- **Stated problem**: Pictures aside, write out every record exactly as it appears.

- **Records supplied**:
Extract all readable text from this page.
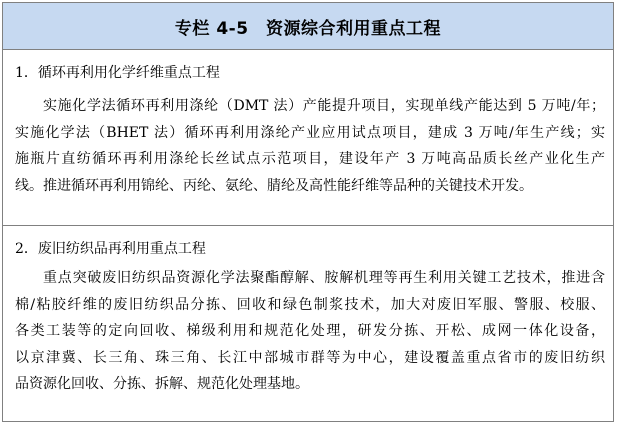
专栏 4-5　资源综合利用重点工程
1．循环再利用化学纤维重点工程
实施化学法循环再利用涤纶（DMT 法）产能提升项目，实现单线产能达到 5 万吨/年；
实施化学法（BHET 法）循环再利用涤纶产业应用试点项目，建成 3 万吨/年生产线；实
施瓶片直纺循环再利用涤纶长丝试点示范项目，建设年产 3 万吨高品质长丝产业化生产
线。推进循环再利用锦纶、丙纶、氨纶、腈纶及高性能纤维等品种的关键技术开发。
2．废旧纺织品再利用重点工程
重点突破废旧纺织品资源化学法聚酯醇解、胺解机理等再生利用关键工艺技术，推进含
棉/粘胶纤维的废旧纺织品分拣、回收和绿色制浆技术，加大对废旧军服、警服、校服、
各类工装等的定向回收、梯级利用和规范化处理，研发分拣、开松、成网一体化设备，
以京津冀、长三角、珠三角、长江中部城市群等为中心，建设覆盖重点省市的废旧纺织
品资源化回收、分拣、拆解、规范化处理基地。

- **Finished task**:
Extract all readable text from this page.
专栏 4-5　资源综合利用重点工程
1．循环再利用化学纤维重点工程
实施化学法循环再利用涤纶（DMT 法）产能提升项目，实现单线产能达到 5 万吨/年；
实施化学法（BHET 法）循环再利用涤纶产业应用试点项目，建成 3 万吨/年生产线；实
施瓶片直纺循环再利用涤纶长丝试点示范项目，建设年产 3 万吨高品质长丝产业化生产
线。推进循环再利用锦纶、丙纶、氨纶、腈纶及高性能纤维等品种的关键技术开发。
2．废旧纺织品再利用重点工程
重点突破废旧纺织品资源化学法聚酯醇解、胺解机理等再生利用关键工艺技术，推进含
棉/粘胶纤维的废旧纺织品分拣、回收和绿色制浆技术，加大对废旧军服、警服、校服、
各类工装等的定向回收、梯级利用和规范化处理，研发分拣、开松、成网一体化设备，
以京津冀、长三角、珠三角、长江中部城市群等为中心，建设覆盖重点省市的废旧纺织
品资源化回收、分拣、拆解、规范化处理基地。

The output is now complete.